* Description of the task:
Transcribe all of the records word for word, but omit the pictures.

* Supplied entries:
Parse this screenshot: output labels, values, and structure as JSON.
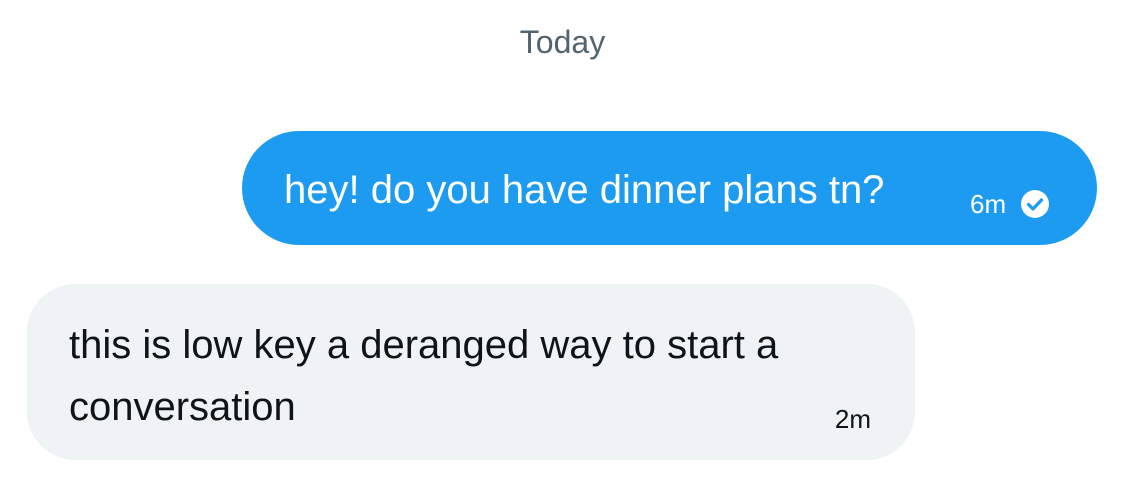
{
  "conversation": {
    "date_separator": "Today",
    "messages": [
      {
        "direction": "sent",
        "text": "hey! do you have dinner plans tn?",
        "time": "6m",
        "status_icon": "check-circle-icon"
      },
      {
        "direction": "received",
        "text": "this is low key a deranged way to start a conversation",
        "time": "2m"
      }
    ]
  },
  "colors": {
    "sent_bubble": "#1d9bf0",
    "received_bubble": "#eff3f4",
    "secondary_text": "#536471",
    "primary_text": "#0f1419"
  }
}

* Solution to this task:
Parse this screenshot: output labels, values, and structure as JSON.
{
  "conversation": {
    "date_separator": "Today",
    "messages": [
      {
        "direction": "sent",
        "text": "hey! do you have dinner plans tn?",
        "time": "6m",
        "status_icon": "check-circle-icon"
      },
      {
        "direction": "received",
        "text": "this is low key a deranged way to start a conversation",
        "time": "2m"
      }
    ]
  },
  "colors": {
    "sent_bubble": "#1d9bf0",
    "received_bubble": "#eff3f4",
    "secondary_text": "#536471",
    "primary_text": "#0f1419"
  }
}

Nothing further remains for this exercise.